Check each line of the listing below for the string "контрапозиция", and give only how many lines hold it.
— start —
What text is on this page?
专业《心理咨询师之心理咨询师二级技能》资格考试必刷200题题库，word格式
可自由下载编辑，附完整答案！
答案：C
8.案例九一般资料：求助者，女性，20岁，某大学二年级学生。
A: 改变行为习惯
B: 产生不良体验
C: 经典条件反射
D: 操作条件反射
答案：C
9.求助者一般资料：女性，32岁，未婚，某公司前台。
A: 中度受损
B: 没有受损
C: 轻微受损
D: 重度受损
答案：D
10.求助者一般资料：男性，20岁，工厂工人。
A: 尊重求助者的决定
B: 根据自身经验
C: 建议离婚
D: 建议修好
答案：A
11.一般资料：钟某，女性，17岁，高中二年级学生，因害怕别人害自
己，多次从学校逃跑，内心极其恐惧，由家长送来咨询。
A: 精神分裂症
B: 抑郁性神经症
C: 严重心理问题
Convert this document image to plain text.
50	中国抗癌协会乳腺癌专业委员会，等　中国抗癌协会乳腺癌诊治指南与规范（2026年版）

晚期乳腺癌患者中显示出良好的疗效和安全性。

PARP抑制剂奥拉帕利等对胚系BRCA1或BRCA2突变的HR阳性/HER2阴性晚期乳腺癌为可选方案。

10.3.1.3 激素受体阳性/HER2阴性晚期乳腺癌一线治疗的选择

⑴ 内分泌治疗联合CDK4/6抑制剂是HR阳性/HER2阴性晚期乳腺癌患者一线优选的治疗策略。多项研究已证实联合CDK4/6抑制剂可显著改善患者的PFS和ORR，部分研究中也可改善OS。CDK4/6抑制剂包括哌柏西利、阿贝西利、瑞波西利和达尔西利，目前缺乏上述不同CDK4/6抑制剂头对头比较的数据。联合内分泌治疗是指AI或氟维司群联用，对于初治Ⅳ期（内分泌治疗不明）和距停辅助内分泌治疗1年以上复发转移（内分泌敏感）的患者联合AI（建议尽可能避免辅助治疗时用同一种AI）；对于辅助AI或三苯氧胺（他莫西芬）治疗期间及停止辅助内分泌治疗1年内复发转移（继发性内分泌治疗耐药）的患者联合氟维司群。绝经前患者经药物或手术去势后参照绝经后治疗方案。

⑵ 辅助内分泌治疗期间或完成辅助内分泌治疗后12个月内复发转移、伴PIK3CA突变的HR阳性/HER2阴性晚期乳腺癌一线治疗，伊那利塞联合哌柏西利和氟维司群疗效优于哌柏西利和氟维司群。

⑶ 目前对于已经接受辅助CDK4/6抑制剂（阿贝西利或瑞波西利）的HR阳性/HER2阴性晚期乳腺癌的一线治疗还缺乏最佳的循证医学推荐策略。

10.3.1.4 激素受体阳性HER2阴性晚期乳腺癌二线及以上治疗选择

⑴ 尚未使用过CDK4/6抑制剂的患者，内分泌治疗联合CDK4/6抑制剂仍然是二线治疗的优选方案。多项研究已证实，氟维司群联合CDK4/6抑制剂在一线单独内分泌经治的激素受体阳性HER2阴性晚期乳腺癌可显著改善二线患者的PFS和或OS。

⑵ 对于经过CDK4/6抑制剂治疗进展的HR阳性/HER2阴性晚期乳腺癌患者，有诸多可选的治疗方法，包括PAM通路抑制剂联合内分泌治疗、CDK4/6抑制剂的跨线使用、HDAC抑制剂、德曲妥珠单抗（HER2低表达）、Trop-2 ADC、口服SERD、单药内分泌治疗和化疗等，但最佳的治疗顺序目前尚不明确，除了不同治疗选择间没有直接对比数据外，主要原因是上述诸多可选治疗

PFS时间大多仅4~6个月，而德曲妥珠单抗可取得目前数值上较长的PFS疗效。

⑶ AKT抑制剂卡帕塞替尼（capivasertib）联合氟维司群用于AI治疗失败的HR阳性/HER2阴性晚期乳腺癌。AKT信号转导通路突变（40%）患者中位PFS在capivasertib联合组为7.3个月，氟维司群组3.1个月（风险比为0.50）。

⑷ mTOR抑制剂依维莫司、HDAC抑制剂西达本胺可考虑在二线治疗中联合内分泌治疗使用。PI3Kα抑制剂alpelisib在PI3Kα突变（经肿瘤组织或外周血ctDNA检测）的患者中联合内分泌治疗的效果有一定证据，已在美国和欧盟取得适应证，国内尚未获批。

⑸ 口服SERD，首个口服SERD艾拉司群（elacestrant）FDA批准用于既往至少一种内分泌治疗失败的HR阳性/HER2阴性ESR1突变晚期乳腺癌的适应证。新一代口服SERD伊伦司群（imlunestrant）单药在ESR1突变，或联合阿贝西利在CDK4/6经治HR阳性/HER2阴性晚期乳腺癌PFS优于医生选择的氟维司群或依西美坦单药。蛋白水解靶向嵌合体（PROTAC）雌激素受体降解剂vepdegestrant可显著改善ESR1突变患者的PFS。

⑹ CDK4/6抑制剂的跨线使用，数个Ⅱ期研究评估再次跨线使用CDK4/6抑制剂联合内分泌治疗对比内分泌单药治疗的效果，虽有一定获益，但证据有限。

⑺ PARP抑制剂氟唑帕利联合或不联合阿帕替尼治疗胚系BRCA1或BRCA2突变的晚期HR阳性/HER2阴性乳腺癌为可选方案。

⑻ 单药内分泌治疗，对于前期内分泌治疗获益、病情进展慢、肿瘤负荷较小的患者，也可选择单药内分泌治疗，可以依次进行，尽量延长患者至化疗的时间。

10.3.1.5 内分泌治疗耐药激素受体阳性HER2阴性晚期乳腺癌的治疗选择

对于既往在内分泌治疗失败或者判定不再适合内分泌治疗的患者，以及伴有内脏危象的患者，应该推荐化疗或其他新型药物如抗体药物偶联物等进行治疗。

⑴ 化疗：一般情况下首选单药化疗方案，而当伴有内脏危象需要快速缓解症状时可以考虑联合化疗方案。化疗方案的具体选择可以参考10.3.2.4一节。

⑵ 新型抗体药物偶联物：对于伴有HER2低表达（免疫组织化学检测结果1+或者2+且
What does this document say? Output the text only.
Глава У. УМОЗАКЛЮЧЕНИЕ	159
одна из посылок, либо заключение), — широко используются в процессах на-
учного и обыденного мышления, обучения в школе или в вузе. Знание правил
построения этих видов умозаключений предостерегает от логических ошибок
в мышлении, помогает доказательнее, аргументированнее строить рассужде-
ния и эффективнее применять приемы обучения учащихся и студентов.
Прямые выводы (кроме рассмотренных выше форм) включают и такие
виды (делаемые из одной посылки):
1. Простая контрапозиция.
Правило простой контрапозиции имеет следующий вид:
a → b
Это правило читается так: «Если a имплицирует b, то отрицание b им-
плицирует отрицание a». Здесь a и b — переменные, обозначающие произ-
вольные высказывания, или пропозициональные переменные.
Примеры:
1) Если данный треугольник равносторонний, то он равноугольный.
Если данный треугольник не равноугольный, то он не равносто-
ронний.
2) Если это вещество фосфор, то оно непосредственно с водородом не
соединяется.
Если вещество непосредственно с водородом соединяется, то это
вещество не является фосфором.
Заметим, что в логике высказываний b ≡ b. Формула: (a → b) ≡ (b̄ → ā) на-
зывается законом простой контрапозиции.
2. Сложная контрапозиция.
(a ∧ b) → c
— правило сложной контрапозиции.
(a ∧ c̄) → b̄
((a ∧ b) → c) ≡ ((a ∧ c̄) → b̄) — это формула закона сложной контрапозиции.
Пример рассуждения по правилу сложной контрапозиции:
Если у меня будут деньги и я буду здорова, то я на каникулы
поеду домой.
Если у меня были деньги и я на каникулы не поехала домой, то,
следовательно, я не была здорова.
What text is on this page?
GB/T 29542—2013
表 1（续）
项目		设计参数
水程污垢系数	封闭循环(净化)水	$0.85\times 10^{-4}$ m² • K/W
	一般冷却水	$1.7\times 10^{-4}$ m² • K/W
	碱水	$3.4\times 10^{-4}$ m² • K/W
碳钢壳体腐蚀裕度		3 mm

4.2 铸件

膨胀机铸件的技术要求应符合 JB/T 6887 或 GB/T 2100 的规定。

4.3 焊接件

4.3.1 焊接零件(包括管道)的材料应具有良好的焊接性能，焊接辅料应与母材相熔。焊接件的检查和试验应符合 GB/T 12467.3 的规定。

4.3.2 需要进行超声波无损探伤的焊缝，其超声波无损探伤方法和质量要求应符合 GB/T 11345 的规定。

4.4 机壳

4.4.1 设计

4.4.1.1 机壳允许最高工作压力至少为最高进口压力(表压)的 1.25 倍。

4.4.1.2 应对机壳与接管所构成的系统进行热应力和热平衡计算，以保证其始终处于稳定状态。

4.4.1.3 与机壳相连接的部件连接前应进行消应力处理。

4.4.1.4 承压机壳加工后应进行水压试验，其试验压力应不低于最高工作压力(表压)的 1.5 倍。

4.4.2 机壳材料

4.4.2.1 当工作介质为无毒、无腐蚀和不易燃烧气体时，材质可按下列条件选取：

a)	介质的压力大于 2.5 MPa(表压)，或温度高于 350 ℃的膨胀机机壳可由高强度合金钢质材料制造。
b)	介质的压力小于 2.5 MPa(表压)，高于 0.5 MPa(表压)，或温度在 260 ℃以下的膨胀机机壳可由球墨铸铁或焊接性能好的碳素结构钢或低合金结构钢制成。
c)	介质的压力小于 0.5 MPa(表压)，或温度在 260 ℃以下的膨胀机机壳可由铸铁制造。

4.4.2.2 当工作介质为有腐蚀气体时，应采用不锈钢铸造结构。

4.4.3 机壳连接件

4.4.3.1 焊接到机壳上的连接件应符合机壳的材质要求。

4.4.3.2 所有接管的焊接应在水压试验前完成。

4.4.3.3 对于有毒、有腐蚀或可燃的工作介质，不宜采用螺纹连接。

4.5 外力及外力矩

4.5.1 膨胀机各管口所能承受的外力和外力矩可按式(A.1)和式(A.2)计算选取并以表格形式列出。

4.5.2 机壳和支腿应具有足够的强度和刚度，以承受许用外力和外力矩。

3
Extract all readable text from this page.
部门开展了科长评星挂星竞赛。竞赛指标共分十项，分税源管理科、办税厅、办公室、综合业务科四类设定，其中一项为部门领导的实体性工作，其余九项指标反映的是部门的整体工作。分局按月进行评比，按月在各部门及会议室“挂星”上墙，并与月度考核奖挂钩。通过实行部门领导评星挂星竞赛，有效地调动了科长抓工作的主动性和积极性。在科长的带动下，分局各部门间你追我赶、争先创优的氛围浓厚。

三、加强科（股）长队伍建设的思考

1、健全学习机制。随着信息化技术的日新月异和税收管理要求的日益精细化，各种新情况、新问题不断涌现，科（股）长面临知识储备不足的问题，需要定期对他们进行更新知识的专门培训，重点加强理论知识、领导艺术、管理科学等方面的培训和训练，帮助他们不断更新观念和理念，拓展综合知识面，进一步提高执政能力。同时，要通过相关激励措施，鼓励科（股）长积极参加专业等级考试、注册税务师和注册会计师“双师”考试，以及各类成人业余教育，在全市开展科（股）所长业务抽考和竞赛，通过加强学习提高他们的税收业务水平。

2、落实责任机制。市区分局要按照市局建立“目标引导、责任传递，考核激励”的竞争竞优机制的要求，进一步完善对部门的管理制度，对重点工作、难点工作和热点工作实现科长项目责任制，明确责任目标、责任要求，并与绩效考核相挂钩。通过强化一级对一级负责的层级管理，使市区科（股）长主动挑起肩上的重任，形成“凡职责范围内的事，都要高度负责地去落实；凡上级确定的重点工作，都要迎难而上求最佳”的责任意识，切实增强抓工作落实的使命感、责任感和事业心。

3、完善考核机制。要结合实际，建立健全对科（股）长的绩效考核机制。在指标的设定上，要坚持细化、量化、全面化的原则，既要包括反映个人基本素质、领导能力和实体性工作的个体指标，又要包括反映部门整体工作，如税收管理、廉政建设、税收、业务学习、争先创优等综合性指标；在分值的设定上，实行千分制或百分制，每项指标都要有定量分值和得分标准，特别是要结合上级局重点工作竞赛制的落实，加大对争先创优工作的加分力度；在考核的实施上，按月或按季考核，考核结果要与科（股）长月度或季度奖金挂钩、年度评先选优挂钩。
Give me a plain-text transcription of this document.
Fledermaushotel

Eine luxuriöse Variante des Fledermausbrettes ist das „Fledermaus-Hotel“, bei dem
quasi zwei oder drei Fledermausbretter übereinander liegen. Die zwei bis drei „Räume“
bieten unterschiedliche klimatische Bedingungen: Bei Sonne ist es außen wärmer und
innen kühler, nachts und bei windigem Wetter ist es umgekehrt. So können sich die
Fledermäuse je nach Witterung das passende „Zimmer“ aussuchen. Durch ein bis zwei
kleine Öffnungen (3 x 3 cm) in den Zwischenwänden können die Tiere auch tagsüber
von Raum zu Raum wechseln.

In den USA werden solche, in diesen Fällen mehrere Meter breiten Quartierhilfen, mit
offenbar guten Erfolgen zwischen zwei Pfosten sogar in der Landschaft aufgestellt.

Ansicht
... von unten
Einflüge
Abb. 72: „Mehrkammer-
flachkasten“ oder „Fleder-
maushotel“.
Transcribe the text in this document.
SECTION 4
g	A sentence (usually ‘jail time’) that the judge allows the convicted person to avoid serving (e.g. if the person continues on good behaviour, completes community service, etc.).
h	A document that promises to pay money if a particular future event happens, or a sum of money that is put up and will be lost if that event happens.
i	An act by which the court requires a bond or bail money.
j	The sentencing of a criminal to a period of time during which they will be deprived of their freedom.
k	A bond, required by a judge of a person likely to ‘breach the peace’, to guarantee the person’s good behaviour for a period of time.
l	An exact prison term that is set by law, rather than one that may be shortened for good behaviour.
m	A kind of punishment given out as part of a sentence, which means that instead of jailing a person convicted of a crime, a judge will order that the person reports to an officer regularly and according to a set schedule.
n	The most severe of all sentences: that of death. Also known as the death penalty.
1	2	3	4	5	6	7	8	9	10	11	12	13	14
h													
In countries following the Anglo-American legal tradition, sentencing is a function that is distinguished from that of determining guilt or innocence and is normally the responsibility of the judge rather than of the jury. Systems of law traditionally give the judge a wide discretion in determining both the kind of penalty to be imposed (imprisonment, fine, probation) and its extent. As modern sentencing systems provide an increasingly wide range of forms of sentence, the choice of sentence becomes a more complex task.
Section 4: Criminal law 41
— end —
◆ TASK RESPONSE
2